Records contained in a dataset:
══════════

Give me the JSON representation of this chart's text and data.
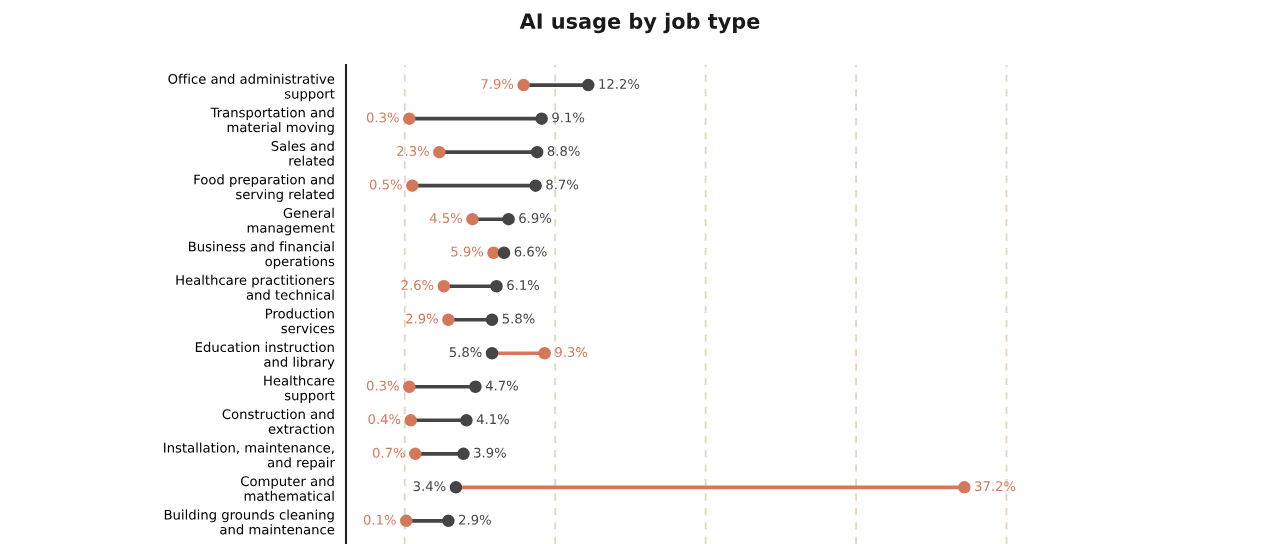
{
  "chart_data": {
    "type": "other",
    "title": "AI usage by job type",
    "categories": [
      "Office and administrative\nsupport",
      "Transportation and\nmaterial moving",
      "Sales and\nrelated",
      "Food preparation and\nserving related",
      "General\nmanagement",
      "Business and financial\noperations",
      "Healthcare practitioners\nand technical",
      "Production\nservices",
      "Education instruction\nand library",
      "Healthcare\nsupport",
      "Construction and\nextraction",
      "Installation, maintenance,\nand repair",
      "Computer and\nmathematical",
      "Building grounds cleaning\nand maintenance"
    ],
    "series": [
      {
        "color": "#d4785a",
        "values": [
          7.9,
          0.3,
          2.3,
          0.5,
          4.5,
          5.9,
          2.6,
          2.9,
          9.3,
          0.3,
          0.4,
          0.7,
          37.2,
          0.1
        ],
        "value_labels": [
          "7.9%",
          "0.3%",
          "2.3%",
          "0.5%",
          "4.5%",
          "5.9%",
          "2.6%",
          "2.9%",
          "9.3%",
          "0.3%",
          "0.4%",
          "0.7%",
          "37.2%",
          "0.1%"
        ]
      },
      {
        "color": "#454545",
        "values": [
          12.2,
          9.1,
          8.8,
          8.7,
          6.9,
          6.6,
          6.1,
          5.8,
          5.8,
          4.7,
          4.1,
          3.9,
          3.4,
          2.9
        ],
        "value_labels": [
          "12.2%",
          "9.1%",
          "8.8%",
          "8.7%",
          "6.9%",
          "6.6%",
          "6.1%",
          "5.8%",
          "5.8%",
          "4.7%",
          "4.1%",
          "3.9%",
          "3.4%",
          "2.9%"
        ]
      }
    ]
  }
}
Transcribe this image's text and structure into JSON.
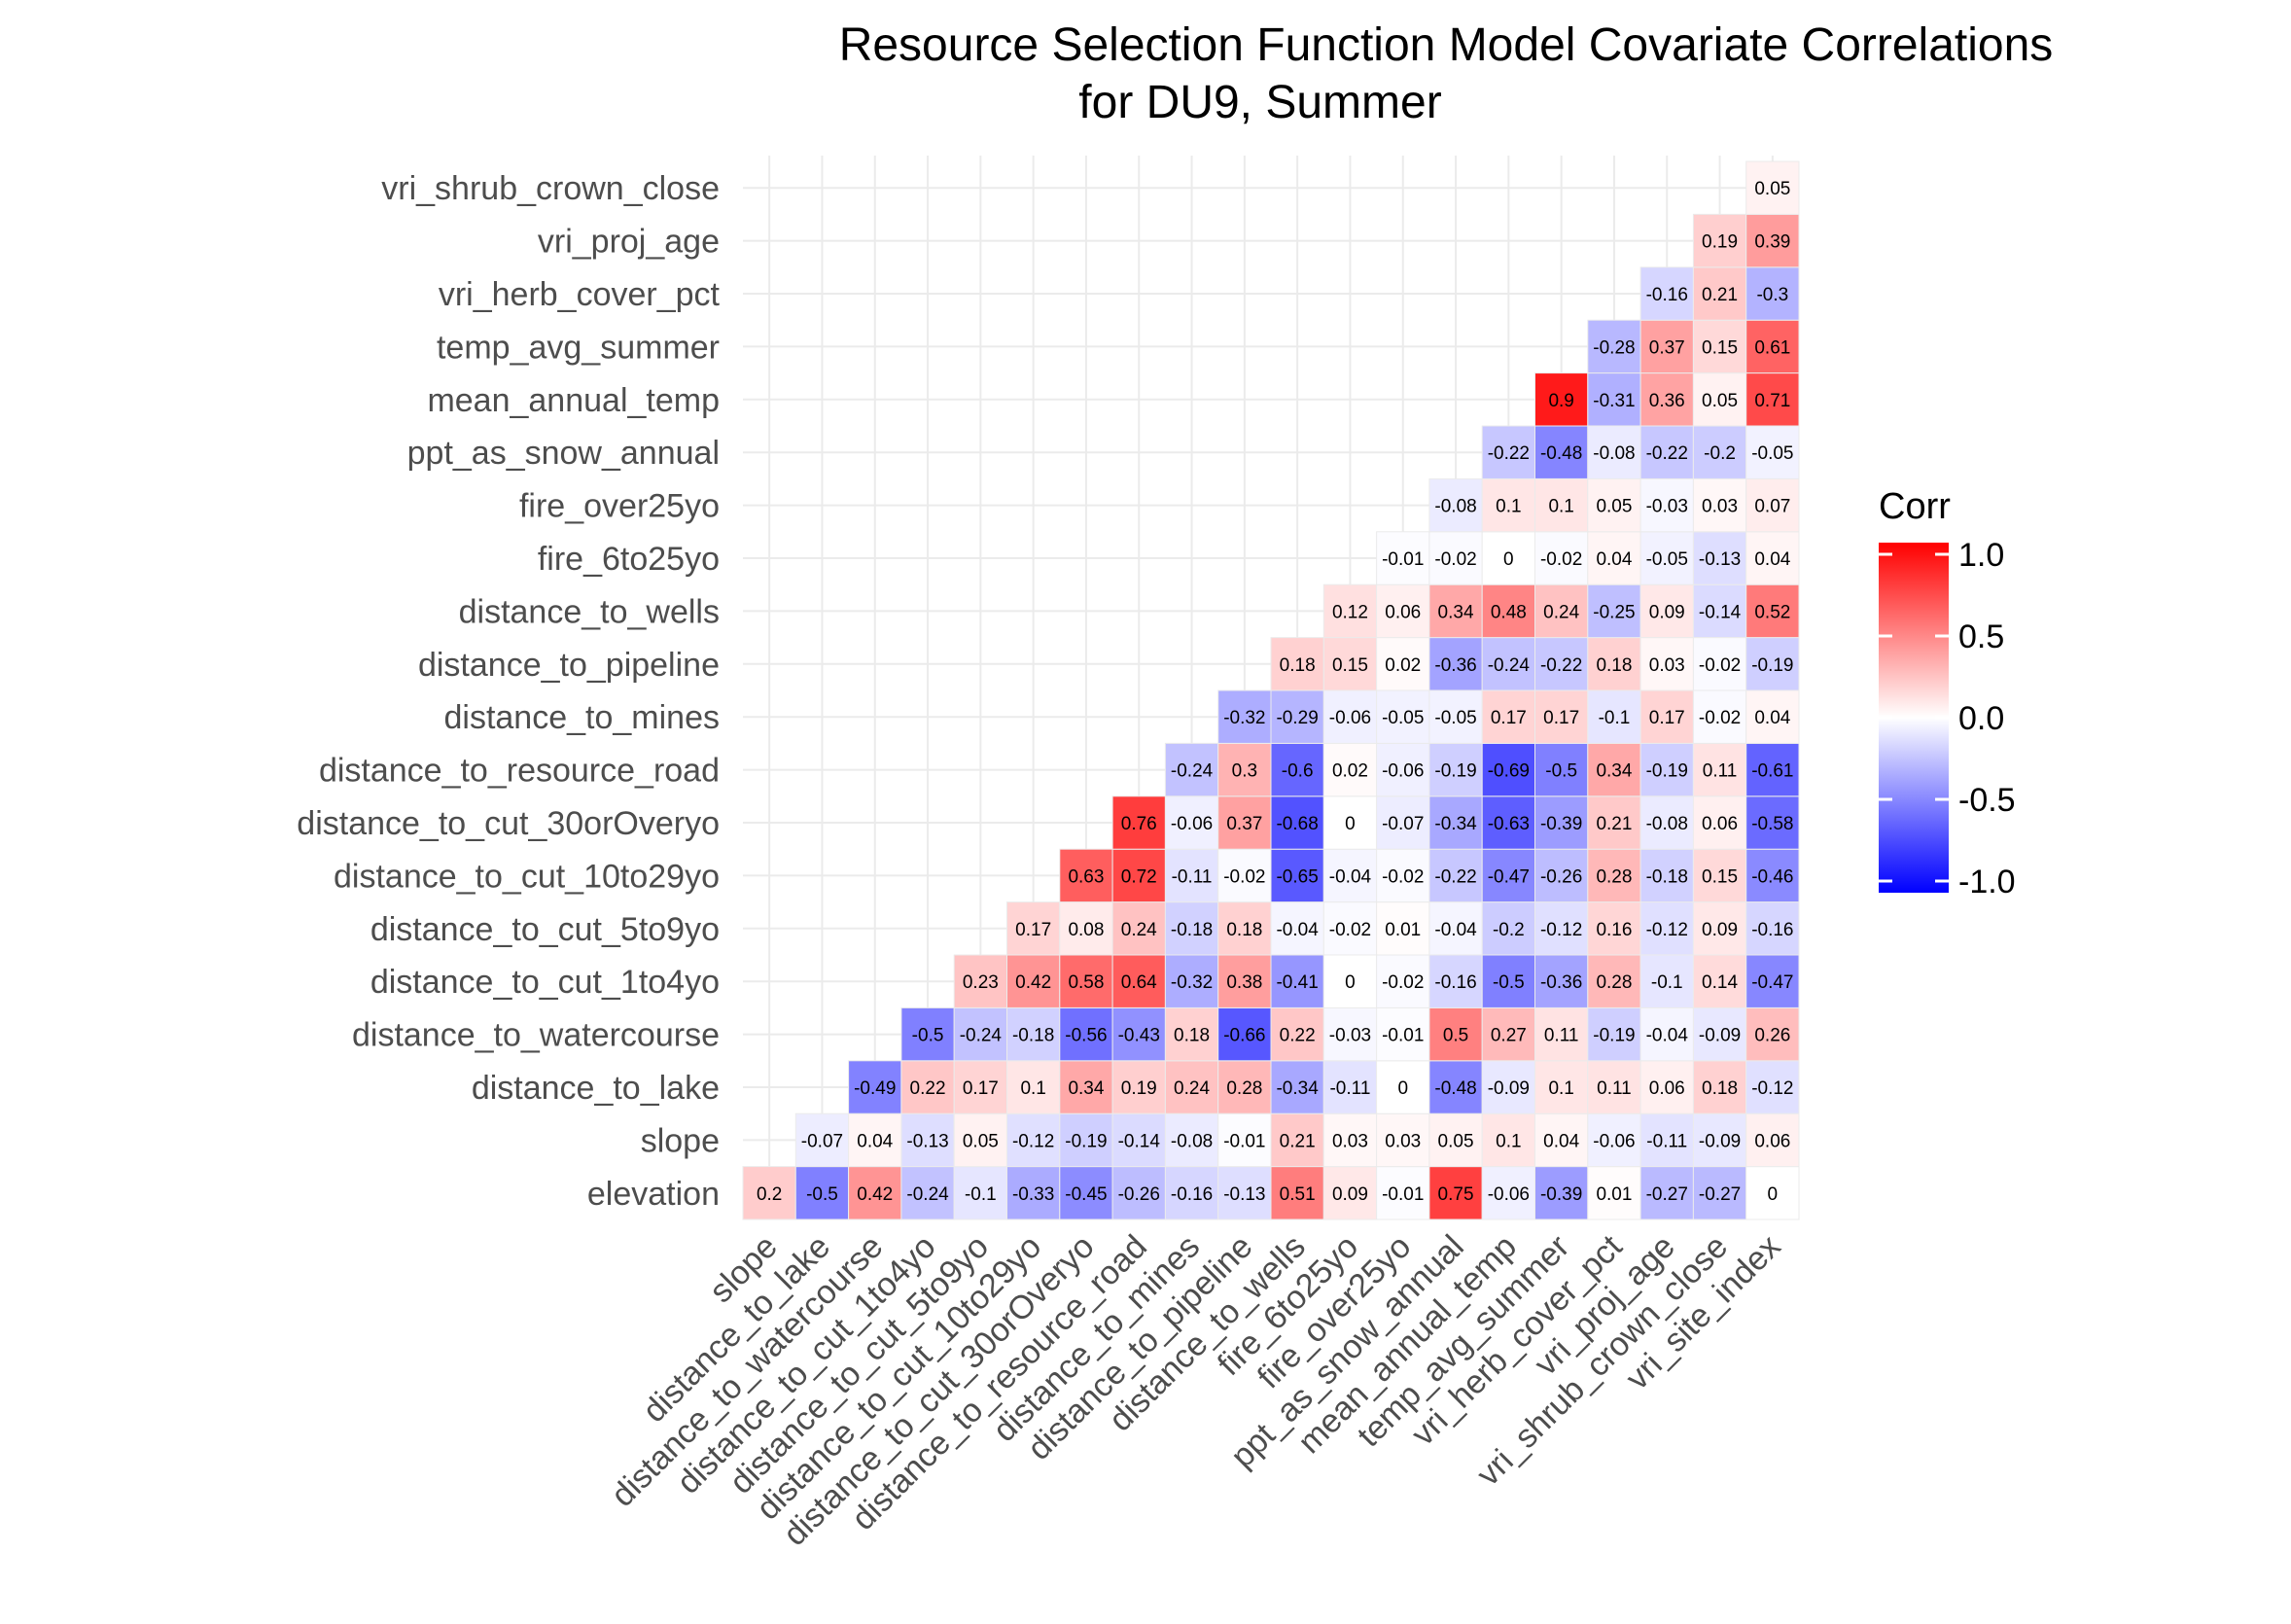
{
  "chart_data": {
    "type": "heatmap",
    "title_line1": "Resource Selection Function Model Covariate Correlations",
    "title_line2": "for DU9, Summer",
    "xlabel": "",
    "ylabel": "",
    "x_categories": [
      "slope",
      "distance_to_lake",
      "distance_to_watercourse",
      "distance_to_cut_1to4yo",
      "distance_to_cut_5to9yo",
      "distance_to_cut_10to29yo",
      "distance_to_cut_30orOveryo",
      "distance_to_resource_road",
      "distance_to_mines",
      "distance_to_pipeline",
      "distance_to_wells",
      "fire_6to25yo",
      "fire_over25yo",
      "ppt_as_snow_annual",
      "mean_annual_temp",
      "temp_avg_summer",
      "vri_herb_cover_pct",
      "vri_proj_age",
      "vri_shrub_crown_close",
      "vri_site_index"
    ],
    "y_categories": [
      "elevation",
      "slope",
      "distance_to_lake",
      "distance_to_watercourse",
      "distance_to_cut_1to4yo",
      "distance_to_cut_5to9yo",
      "distance_to_cut_10to29yo",
      "distance_to_cut_30orOveryo",
      "distance_to_resource_road",
      "distance_to_mines",
      "distance_to_pipeline",
      "distance_to_wells",
      "fire_6to25yo",
      "fire_over25yo",
      "ppt_as_snow_annual",
      "mean_annual_temp",
      "temp_avg_summer",
      "vri_herb_cover_pct",
      "vri_proj_age",
      "vri_shrub_crown_close"
    ],
    "rows": [
      {
        "y": "elevation",
        "values": [
          "0.2",
          "-0.5",
          "0.42",
          "-0.24",
          "-0.1",
          "-0.33",
          "-0.45",
          "-0.26",
          "-0.16",
          "-0.13",
          "0.51",
          "0.09",
          "-0.01",
          "0.75",
          "-0.06",
          "-0.39",
          "0.01",
          "-0.27",
          "-0.27",
          "0"
        ]
      },
      {
        "y": "slope",
        "values": [
          "-0.07",
          "0.04",
          "-0.13",
          "0.05",
          "-0.12",
          "-0.19",
          "-0.14",
          "-0.08",
          "-0.01",
          "0.21",
          "0.03",
          "0.03",
          "0.05",
          "0.1",
          "0.04",
          "-0.06",
          "-0.11",
          "-0.09",
          "0.06"
        ]
      },
      {
        "y": "distance_to_lake",
        "values": [
          "-0.49",
          "0.22",
          "0.17",
          "0.1",
          "0.34",
          "0.19",
          "0.24",
          "0.28",
          "-0.34",
          "-0.11",
          "0",
          "-0.48",
          "-0.09",
          "0.1",
          "0.11",
          "0.06",
          "0.18",
          "-0.12"
        ]
      },
      {
        "y": "distance_to_watercourse",
        "values": [
          "-0.5",
          "-0.24",
          "-0.18",
          "-0.56",
          "-0.43",
          "0.18",
          "-0.66",
          "0.22",
          "-0.03",
          "-0.01",
          "0.5",
          "0.27",
          "0.11",
          "-0.19",
          "-0.04",
          "-0.09",
          "0.26"
        ]
      },
      {
        "y": "distance_to_cut_1to4yo",
        "values": [
          "0.23",
          "0.42",
          "0.58",
          "0.64",
          "-0.32",
          "0.38",
          "-0.41",
          "0",
          "-0.02",
          "-0.16",
          "-0.5",
          "-0.36",
          "0.28",
          "-0.1",
          "0.14",
          "-0.47"
        ]
      },
      {
        "y": "distance_to_cut_5to9yo",
        "values": [
          "0.17",
          "0.08",
          "0.24",
          "-0.18",
          "0.18",
          "-0.04",
          "-0.02",
          "0.01",
          "-0.04",
          "-0.2",
          "-0.12",
          "0.16",
          "-0.12",
          "0.09",
          "-0.16"
        ]
      },
      {
        "y": "distance_to_cut_10to29yo",
        "values": [
          "0.63",
          "0.72",
          "-0.11",
          "-0.02",
          "-0.65",
          "-0.04",
          "-0.02",
          "-0.22",
          "-0.47",
          "-0.26",
          "0.28",
          "-0.18",
          "0.15",
          "-0.46"
        ]
      },
      {
        "y": "distance_to_cut_30orOveryo",
        "values": [
          "0.76",
          "-0.06",
          "0.37",
          "-0.68",
          "0",
          "-0.07",
          "-0.34",
          "-0.63",
          "-0.39",
          "0.21",
          "-0.08",
          "0.06",
          "-0.58"
        ]
      },
      {
        "y": "distance_to_resource_road",
        "values": [
          "-0.24",
          "0.3",
          "-0.6",
          "0.02",
          "-0.06",
          "-0.19",
          "-0.69",
          "-0.5",
          "0.34",
          "-0.19",
          "0.11",
          "-0.61"
        ]
      },
      {
        "y": "distance_to_mines",
        "values": [
          "-0.32",
          "-0.29",
          "-0.06",
          "-0.05",
          "-0.05",
          "0.17",
          "0.17",
          "-0.1",
          "0.17",
          "-0.02",
          "0.04"
        ]
      },
      {
        "y": "distance_to_pipeline",
        "values": [
          "0.18",
          "0.15",
          "0.02",
          "-0.36",
          "-0.24",
          "-0.22",
          "0.18",
          "0.03",
          "-0.02",
          "-0.19"
        ]
      },
      {
        "y": "distance_to_wells",
        "values": [
          "0.12",
          "0.06",
          "0.34",
          "0.48",
          "0.24",
          "-0.25",
          "0.09",
          "-0.14",
          "0.52"
        ]
      },
      {
        "y": "fire_6to25yo",
        "values": [
          "-0.01",
          "-0.02",
          "0",
          "-0.02",
          "0.04",
          "-0.05",
          "-0.13",
          "0.04"
        ]
      },
      {
        "y": "fire_over25yo",
        "values": [
          "-0.08",
          "0.1",
          "0.1",
          "0.05",
          "-0.03",
          "0.03",
          "0.07"
        ]
      },
      {
        "y": "ppt_as_snow_annual",
        "values": [
          "-0.22",
          "-0.48",
          "-0.08",
          "-0.22",
          "-0.2",
          "-0.05"
        ]
      },
      {
        "y": "mean_annual_temp",
        "values": [
          "0.9",
          "-0.31",
          "0.36",
          "0.05",
          "0.71"
        ]
      },
      {
        "y": "temp_avg_summer",
        "values": [
          "-0.28",
          "0.37",
          "0.15",
          "0.61"
        ]
      },
      {
        "y": "vri_herb_cover_pct",
        "values": [
          "-0.16",
          "0.21",
          "-0.3"
        ]
      },
      {
        "y": "vri_proj_age",
        "values": [
          "0.19",
          "0.39"
        ]
      },
      {
        "y": "vri_shrub_crown_close",
        "values": [
          "0.05"
        ]
      }
    ],
    "color_scale": {
      "low": "#0000ff",
      "mid": "#ffffff",
      "high": "#ff0000",
      "limits": [
        -1,
        1
      ]
    },
    "legend": {
      "title": "Corr",
      "ticks": [
        "1.0",
        "0.5",
        "0.0",
        "-0.5",
        "-1.0"
      ],
      "placement": "right"
    },
    "grid": true
  }
}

══════════

Your instructions:
Pull out every line in the data above that has the word "maintenance".

Expected answer:
      "Installation, maintenance,\nand repair",
      "Building grounds cleaning\nand maintenance"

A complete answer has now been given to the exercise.